-- Data shown start --

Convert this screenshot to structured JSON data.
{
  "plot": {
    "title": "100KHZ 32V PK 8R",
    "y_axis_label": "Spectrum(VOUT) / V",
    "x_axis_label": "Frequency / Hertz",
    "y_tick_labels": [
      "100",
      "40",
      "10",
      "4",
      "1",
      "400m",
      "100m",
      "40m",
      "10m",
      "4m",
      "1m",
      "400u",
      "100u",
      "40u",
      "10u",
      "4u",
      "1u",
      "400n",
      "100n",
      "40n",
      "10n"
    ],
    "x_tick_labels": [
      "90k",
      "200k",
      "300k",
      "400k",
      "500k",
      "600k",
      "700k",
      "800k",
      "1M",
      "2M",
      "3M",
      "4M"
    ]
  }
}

-- Data shown end --

**What you should do**
Give an exact repetition of all the material.

**Written solution**
Convert this screenshot to structured JSON data.
{
  "plot": {
    "title": "100KHZ 32V PK 8R",
    "y_axis_label": "Spectrum(VOUT) / V",
    "x_axis_label": "Frequency / Hertz",
    "y_tick_labels": [
      "100",
      "40",
      "10",
      "4",
      "1",
      "400m",
      "100m",
      "40m",
      "10m",
      "4m",
      "1m",
      "400u",
      "100u",
      "40u",
      "10u",
      "4u",
      "1u",
      "400n",
      "100n",
      "40n",
      "10n"
    ],
    "x_tick_labels": [
      "90k",
      "200k",
      "300k",
      "400k",
      "500k",
      "600k",
      "700k",
      "800k",
      "1M",
      "2M",
      "3M",
      "4M"
    ]
  }
}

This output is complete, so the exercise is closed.